## Given problem
An exact copy of all the data is required, with pictures left out.

>> start Information shown

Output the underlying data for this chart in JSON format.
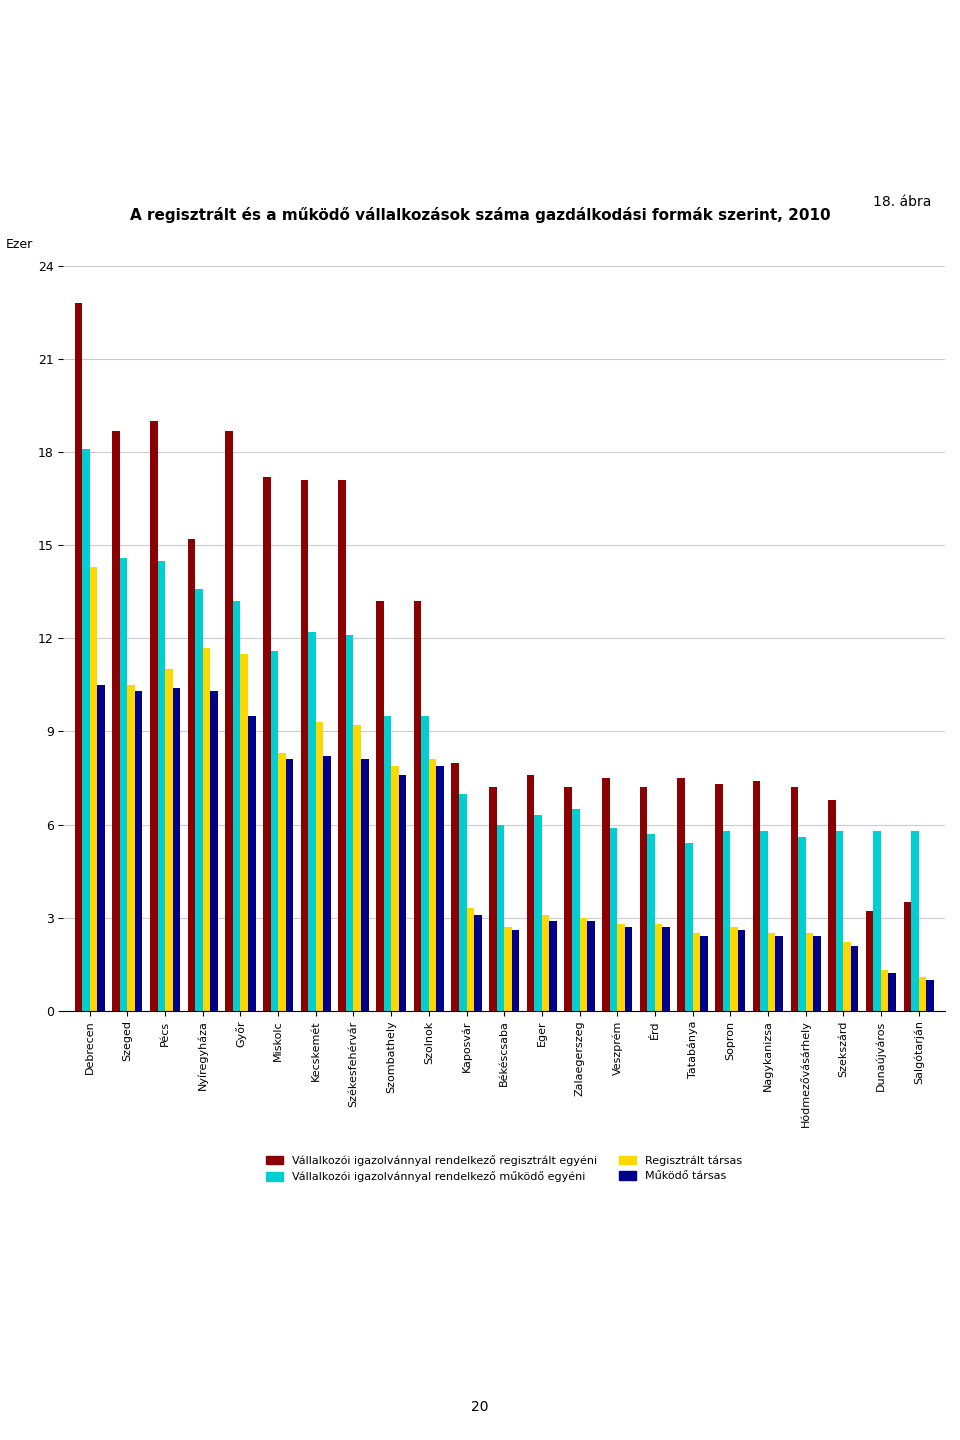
{
  "title": "A regisztrált és a működő vállalkozások száma gazdálkodási formák szerint, 2010",
  "subtitle_right": "18. ábra",
  "ylabel": "Ezer",
  "ylim": [
    0,
    24
  ],
  "yticks": [
    0,
    3,
    6,
    9,
    12,
    15,
    18,
    21,
    24
  ],
  "categories": [
    "Debrecen",
    "Szeged",
    "Pécs",
    "Nyíregyháza",
    "Győr",
    "Miskolc",
    "Kecskemét",
    "Székesfehérvár",
    "Szombathely",
    "Szolnok",
    "Kaposvár",
    "Békéscsaba",
    "Eger",
    "Zalaegerszeg",
    "Veszprém",
    "Érd",
    "Tatabánya",
    "Sopron",
    "Nagykanizsa",
    "Hódmezővásárhely",
    "Szekszárd",
    "Dunaújváros",
    "Salgótarján"
  ],
  "series": {
    "reg_egyeni": [
      22.8,
      18.7,
      19.0,
      15.2,
      18.7,
      17.2,
      17.1,
      17.1,
      13.2,
      13.2,
      8.0,
      7.2,
      7.6,
      7.2,
      7.5,
      7.2,
      7.5,
      7.3,
      7.4,
      7.2,
      6.8,
      3.2,
      3.5
    ],
    "muk_egyeni": [
      18.1,
      14.6,
      14.5,
      13.6,
      13.2,
      11.6,
      12.2,
      12.1,
      9.5,
      9.5,
      7.0,
      6.0,
      6.3,
      6.5,
      5.9,
      5.7,
      5.4,
      5.8,
      5.8,
      5.6,
      5.8,
      5.8,
      5.8
    ],
    "reg_tarsas": [
      14.3,
      10.5,
      11.0,
      11.7,
      11.5,
      8.3,
      9.3,
      9.2,
      7.9,
      8.1,
      3.3,
      2.7,
      3.1,
      3.0,
      2.8,
      2.8,
      2.5,
      2.7,
      2.5,
      2.5,
      2.2,
      1.3,
      1.1
    ],
    "muk_tarsas": [
      10.5,
      10.3,
      10.4,
      10.3,
      9.5,
      8.1,
      8.2,
      8.1,
      7.6,
      7.9,
      3.1,
      2.6,
      2.9,
      2.9,
      2.7,
      2.7,
      2.4,
      2.6,
      2.4,
      2.4,
      2.1,
      1.2,
      1.0
    ]
  },
  "colors": {
    "reg_egyeni": "#8B0000",
    "muk_egyeni": "#00CED1",
    "reg_tarsas": "#FFD700",
    "muk_tarsas": "#00008B"
  },
  "legend_labels": {
    "reg_egyeni": "Vállalkozói igazolvánnyal rendelkező regisztrált egyéni",
    "muk_egyeni": "Vállalkozói igazolvánnyal rendelkező működő egyéni",
    "reg_tarsas": "Regisztrált társas",
    "muk_tarsas": "Működő társas"
  },
  "background_color": "#ffffff",
  "grid_color": "#cccccc"
}
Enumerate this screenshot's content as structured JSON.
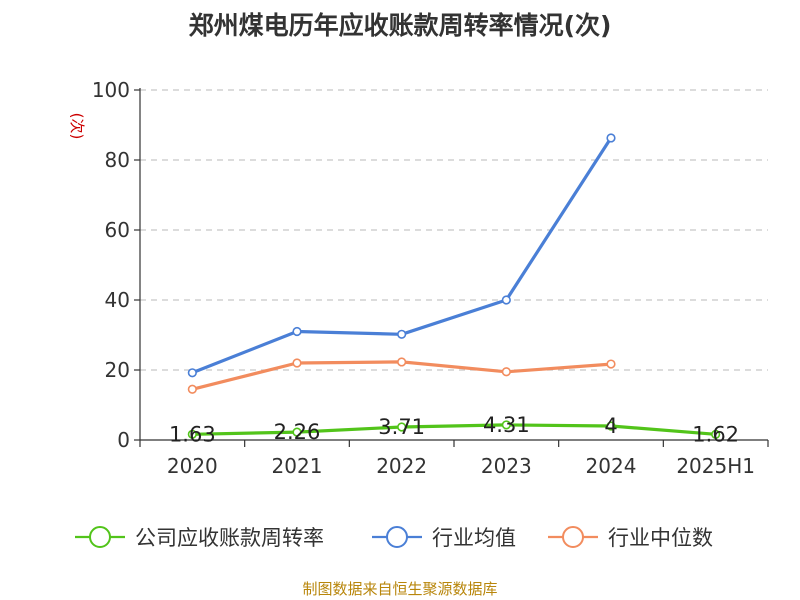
{
  "title": "郑州煤电历年应收账款周转率情况(次)",
  "source": "制图数据来自恒生聚源数据库",
  "chart_data": {
    "type": "line",
    "title": "郑州煤电历年应收账款周转率情况(次)",
    "ylabel": "(次)",
    "xlabel": "",
    "ylim": [
      0,
      100
    ],
    "yticks": [
      0,
      20,
      40,
      60,
      80,
      100
    ],
    "grid": true,
    "legend_position": "bottom",
    "categories": [
      "2020",
      "2021",
      "2022",
      "2023",
      "2024",
      "2025H1"
    ],
    "series": [
      {
        "name": "公司应收账款周转率",
        "color": "#52c41a",
        "values": [
          1.63,
          2.26,
          3.71,
          4.31,
          4,
          1.62
        ],
        "labels": [
          "1.63",
          "2.26",
          "3.71",
          "4.31",
          "4",
          "1.62"
        ]
      },
      {
        "name": "行业均值",
        "color": "#4a7fd6",
        "values": [
          19.2,
          31.0,
          30.2,
          40.0,
          86.3,
          null
        ]
      },
      {
        "name": "行业中位数",
        "color": "#f28c5e",
        "values": [
          14.5,
          22.0,
          22.3,
          19.5,
          21.7,
          null
        ]
      }
    ]
  }
}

>> end Information shown

## Response below
Output the underlying data for this chart in JSON format.
{
  "title": "A regisztrált és a működő vállalkozások száma gazdálkodási formák szerint, 2010",
  "subtitle_right": "18. ábra",
  "ylabel": "Ezer",
  "ylim": [
    0,
    24
  ],
  "yticks": [
    0,
    3,
    6,
    9,
    12,
    15,
    18,
    21,
    24
  ],
  "categories": [
    "Debrecen",
    "Szeged",
    "Pécs",
    "Nyíregyháza",
    "Győr",
    "Miskolc",
    "Kecskemét",
    "Székesfehérvár",
    "Szombathely",
    "Szolnok",
    "Kaposvár",
    "Békéscsaba",
    "Eger",
    "Zalaegerszeg",
    "Veszprém",
    "Érd",
    "Tatabánya",
    "Sopron",
    "Nagykanizsa",
    "Hódmezővásárhely",
    "Szekszárd",
    "Dunaújváros",
    "Salgótarján"
  ],
  "series": {
    "reg_egyeni": [
      22.8,
      18.7,
      19.0,
      15.2,
      18.7,
      17.2,
      17.1,
      17.1,
      13.2,
      13.2,
      8.0,
      7.2,
      7.6,
      7.2,
      7.5,
      7.2,
      7.5,
      7.3,
      7.4,
      7.2,
      6.8,
      3.2,
      3.5
    ],
    "muk_egyeni": [
      18.1,
      14.6,
      14.5,
      13.6,
      13.2,
      11.6,
      12.2,
      12.1,
      9.5,
      9.5,
      7.0,
      6.0,
      6.3,
      6.5,
      5.9,
      5.7,
      5.4,
      5.8,
      5.8,
      5.6,
      5.8,
      5.8,
      5.8
    ],
    "reg_tarsas": [
      14.3,
      10.5,
      11.0,
      11.7,
      11.5,
      8.3,
      9.3,
      9.2,
      7.9,
      8.1,
      3.3,
      2.7,
      3.1,
      3.0,
      2.8,
      2.8,
      2.5,
      2.7,
      2.5,
      2.5,
      2.2,
      1.3,
      1.1
    ],
    "muk_tarsas": [
      10.5,
      10.3,
      10.4,
      10.3,
      9.5,
      8.1,
      8.2,
      8.1,
      7.6,
      7.9,
      3.1,
      2.6,
      2.9,
      2.9,
      2.7,
      2.7,
      2.4,
      2.6,
      2.4,
      2.4,
      2.1,
      1.2,
      1.0
    ]
  },
  "colors": {
    "reg_egyeni": "#8B0000",
    "muk_egyeni": "#00CED1",
    "reg_tarsas": "#FFD700",
    "muk_tarsas": "#00008B"
  },
  "legend_labels": {
    "reg_egyeni": "Vállalkozói igazolvánnyal rendelkező regisztrált egyéni",
    "muk_egyeni": "Vállalkozói igazolvánnyal rendelkező működő egyéni",
    "reg_tarsas": "Regisztrált társas",
    "muk_tarsas": "Működő társas"
  },
  "background_color": "#ffffff",
  "grid_color": "#cccccc"
}
Enumerate this screenshot's content as structured JSON.
{
  "title": "郑州煤电历年应收账款周转率情况(次)",
  "source": "制图数据来自恒生聚源数据库",
  "chart_data": {
    "type": "line",
    "title": "郑州煤电历年应收账款周转率情况(次)",
    "ylabel": "(次)",
    "xlabel": "",
    "ylim": [
      0,
      100
    ],
    "yticks": [
      0,
      20,
      40,
      60,
      80,
      100
    ],
    "grid": true,
    "legend_position": "bottom",
    "categories": [
      "2020",
      "2021",
      "2022",
      "2023",
      "2024",
      "2025H1"
    ],
    "series": [
      {
        "name": "公司应收账款周转率",
        "color": "#52c41a",
        "values": [
          1.63,
          2.26,
          3.71,
          4.31,
          4,
          1.62
        ],
        "labels": [
          "1.63",
          "2.26",
          "3.71",
          "4.31",
          "4",
          "1.62"
        ]
      },
      {
        "name": "行业均值",
        "color": "#4a7fd6",
        "values": [
          19.2,
          31.0,
          30.2,
          40.0,
          86.3,
          null
        ]
      },
      {
        "name": "行业中位数",
        "color": "#f28c5e",
        "values": [
          14.5,
          22.0,
          22.3,
          19.5,
          21.7,
          null
        ]
      }
    ]
  }
}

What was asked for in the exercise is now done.